▶ _Required work_:
Gather all lines from the material that contain "student".

◆ ◆ ◆ ◆ ◆ ◆ ◆

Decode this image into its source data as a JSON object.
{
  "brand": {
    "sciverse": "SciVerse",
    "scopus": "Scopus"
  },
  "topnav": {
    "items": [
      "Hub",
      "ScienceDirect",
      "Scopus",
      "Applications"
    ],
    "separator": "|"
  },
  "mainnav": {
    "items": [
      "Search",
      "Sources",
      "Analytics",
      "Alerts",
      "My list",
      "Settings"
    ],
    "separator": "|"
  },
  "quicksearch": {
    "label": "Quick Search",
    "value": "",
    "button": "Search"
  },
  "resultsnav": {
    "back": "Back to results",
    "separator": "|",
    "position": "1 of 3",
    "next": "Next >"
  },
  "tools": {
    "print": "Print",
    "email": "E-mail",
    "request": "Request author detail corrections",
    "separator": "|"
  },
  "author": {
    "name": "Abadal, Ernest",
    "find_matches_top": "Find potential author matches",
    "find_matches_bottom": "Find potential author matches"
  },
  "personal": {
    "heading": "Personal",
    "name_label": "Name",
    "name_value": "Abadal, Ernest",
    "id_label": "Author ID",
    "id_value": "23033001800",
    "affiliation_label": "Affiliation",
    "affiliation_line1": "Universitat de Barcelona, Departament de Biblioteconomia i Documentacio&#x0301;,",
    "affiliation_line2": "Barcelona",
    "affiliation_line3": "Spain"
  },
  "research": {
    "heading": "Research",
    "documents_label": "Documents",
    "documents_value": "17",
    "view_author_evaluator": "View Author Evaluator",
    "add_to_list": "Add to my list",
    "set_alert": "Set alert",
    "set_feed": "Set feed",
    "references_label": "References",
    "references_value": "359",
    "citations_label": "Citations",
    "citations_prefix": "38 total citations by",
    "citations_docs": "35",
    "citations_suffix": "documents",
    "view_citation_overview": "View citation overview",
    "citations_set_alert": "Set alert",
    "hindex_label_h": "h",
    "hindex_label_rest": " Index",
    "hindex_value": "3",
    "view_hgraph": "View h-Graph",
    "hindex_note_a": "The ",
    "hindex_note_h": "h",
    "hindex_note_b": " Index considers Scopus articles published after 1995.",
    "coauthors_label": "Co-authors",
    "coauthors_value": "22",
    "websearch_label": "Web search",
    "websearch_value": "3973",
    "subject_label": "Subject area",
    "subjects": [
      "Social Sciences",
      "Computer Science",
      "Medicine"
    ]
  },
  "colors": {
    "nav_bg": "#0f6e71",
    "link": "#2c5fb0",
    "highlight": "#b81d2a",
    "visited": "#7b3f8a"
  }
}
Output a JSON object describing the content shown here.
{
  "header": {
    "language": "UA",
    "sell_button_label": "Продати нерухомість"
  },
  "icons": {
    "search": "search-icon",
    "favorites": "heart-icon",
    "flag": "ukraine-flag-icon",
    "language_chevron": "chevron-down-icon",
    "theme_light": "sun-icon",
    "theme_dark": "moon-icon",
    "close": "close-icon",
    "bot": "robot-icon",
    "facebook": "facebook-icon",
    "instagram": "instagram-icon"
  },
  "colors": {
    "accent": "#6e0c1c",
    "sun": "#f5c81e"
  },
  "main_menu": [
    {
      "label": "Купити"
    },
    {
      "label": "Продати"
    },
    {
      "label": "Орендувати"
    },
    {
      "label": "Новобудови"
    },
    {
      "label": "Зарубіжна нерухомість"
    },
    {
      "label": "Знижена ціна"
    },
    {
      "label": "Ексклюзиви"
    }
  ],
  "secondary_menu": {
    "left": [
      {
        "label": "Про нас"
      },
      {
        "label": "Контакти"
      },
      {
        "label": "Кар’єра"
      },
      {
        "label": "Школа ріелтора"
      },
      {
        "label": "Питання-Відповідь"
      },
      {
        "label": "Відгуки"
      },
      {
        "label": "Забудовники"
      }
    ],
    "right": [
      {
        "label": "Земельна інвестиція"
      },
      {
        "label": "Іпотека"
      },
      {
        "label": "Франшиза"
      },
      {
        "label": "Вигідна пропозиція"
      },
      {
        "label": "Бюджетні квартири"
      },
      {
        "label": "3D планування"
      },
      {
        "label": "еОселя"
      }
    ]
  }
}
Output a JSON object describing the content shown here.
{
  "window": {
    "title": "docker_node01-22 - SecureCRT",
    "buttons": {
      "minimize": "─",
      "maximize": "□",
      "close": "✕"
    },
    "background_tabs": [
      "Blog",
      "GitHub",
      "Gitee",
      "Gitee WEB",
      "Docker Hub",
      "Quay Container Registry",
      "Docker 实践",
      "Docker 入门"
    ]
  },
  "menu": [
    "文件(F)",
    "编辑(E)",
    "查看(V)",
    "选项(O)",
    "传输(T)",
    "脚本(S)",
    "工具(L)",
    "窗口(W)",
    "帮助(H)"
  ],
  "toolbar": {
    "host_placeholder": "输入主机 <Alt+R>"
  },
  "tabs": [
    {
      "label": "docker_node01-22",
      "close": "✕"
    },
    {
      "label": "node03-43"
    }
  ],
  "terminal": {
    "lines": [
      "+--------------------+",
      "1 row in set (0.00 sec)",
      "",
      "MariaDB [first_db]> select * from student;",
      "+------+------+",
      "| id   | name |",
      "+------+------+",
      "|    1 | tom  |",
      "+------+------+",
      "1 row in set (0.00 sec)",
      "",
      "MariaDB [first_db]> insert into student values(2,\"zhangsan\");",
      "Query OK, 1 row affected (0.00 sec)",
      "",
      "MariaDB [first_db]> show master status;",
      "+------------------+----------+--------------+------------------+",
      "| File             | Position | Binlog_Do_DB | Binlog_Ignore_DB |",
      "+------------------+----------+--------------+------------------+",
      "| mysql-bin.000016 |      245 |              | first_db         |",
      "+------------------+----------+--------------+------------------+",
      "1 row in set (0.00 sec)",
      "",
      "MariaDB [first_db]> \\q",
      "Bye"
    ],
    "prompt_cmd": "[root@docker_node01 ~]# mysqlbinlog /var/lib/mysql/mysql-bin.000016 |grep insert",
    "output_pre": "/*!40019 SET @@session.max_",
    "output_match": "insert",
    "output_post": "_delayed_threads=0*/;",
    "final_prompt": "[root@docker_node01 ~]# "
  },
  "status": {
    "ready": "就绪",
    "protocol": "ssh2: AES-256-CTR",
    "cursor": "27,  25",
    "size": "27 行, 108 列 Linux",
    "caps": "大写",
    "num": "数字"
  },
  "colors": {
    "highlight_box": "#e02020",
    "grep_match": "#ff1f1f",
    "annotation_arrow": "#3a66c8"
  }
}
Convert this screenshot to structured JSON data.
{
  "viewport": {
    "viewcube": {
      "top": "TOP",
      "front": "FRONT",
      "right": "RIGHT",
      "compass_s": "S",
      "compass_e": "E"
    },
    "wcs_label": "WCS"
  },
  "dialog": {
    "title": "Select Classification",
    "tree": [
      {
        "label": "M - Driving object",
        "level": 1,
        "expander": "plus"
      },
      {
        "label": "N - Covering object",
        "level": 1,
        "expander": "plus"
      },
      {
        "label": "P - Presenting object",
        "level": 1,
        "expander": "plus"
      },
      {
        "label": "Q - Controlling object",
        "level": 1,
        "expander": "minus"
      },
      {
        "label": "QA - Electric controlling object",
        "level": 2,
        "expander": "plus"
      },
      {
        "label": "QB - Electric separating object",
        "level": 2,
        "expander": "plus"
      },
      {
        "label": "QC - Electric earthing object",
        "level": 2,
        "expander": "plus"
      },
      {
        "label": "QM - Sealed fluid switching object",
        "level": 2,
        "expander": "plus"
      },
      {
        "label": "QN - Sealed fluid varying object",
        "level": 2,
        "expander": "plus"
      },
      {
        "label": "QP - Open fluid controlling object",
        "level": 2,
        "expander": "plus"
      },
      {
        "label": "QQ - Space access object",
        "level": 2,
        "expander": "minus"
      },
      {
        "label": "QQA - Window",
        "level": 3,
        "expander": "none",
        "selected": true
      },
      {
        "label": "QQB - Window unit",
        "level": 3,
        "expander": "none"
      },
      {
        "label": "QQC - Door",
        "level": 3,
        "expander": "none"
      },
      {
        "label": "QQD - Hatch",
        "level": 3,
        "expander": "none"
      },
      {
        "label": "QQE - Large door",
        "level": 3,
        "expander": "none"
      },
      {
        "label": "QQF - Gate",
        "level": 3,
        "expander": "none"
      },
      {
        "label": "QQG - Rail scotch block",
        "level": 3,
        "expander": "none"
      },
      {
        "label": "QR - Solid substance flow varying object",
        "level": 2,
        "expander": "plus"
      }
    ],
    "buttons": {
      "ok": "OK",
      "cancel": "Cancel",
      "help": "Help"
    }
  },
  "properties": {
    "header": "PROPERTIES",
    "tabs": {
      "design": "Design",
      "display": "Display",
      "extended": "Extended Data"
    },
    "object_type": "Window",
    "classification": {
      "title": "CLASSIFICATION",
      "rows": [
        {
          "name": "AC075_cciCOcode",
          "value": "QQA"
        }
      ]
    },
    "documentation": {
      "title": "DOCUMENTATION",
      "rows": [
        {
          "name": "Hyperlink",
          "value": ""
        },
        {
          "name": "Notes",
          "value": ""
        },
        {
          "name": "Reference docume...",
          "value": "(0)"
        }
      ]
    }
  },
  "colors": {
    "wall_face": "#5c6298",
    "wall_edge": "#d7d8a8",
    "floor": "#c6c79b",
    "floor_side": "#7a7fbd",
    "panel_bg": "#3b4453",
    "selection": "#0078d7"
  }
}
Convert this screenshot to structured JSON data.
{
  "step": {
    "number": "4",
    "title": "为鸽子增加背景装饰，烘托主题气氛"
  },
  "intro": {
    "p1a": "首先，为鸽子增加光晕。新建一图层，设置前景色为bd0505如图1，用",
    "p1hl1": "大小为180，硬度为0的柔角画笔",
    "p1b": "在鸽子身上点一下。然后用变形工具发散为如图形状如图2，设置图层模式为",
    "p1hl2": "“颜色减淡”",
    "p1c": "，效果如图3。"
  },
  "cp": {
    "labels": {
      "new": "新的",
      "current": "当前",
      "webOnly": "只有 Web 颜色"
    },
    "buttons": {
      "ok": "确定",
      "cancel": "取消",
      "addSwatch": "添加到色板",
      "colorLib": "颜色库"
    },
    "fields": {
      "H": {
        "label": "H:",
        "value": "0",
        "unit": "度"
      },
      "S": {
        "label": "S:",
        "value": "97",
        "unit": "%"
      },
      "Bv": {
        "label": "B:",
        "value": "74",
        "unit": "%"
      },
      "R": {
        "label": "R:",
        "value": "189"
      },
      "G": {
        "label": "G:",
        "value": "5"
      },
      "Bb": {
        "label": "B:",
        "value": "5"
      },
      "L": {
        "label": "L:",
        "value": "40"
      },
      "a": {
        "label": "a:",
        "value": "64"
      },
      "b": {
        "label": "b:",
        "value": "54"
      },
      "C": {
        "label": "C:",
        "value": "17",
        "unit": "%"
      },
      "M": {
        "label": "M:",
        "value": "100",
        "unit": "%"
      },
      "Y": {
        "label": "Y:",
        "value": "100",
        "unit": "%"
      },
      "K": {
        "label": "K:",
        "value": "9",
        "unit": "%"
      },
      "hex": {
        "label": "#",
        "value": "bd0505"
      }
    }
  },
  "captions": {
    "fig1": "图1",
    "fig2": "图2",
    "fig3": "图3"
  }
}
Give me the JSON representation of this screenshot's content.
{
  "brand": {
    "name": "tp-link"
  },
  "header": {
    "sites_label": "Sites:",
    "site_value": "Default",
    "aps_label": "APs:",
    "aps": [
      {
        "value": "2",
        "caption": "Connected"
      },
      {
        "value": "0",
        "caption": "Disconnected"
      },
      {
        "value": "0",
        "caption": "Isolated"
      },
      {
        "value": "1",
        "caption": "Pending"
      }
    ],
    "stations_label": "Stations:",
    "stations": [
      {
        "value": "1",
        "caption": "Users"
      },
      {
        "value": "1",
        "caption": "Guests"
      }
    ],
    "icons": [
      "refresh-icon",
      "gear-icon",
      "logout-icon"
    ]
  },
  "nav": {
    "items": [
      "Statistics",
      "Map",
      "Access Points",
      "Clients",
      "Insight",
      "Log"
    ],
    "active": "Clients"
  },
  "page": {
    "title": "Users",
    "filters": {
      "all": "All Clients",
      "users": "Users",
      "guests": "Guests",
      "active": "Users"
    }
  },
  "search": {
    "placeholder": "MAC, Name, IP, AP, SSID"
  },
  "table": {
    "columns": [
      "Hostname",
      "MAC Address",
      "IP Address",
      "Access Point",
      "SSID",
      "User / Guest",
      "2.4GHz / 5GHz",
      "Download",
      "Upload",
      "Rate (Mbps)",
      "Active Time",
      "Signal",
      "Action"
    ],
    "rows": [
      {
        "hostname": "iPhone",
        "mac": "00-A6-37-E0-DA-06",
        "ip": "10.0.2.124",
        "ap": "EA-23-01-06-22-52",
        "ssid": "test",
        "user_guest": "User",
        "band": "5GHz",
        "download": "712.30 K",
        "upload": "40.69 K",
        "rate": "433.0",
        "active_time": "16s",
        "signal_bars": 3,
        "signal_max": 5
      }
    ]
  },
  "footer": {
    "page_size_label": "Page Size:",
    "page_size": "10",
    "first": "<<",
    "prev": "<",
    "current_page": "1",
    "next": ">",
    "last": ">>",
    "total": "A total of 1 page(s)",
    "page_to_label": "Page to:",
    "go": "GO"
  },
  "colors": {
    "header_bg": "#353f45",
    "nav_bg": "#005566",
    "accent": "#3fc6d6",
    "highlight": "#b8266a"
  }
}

◆ ◆ ◆ ◆ ◆ ◆ ◆

▶ _Exercise response_:
      "MariaDB [first_db]> select * from student;",
      "MariaDB [first_db]> insert into student values(2,\"zhangsan\");",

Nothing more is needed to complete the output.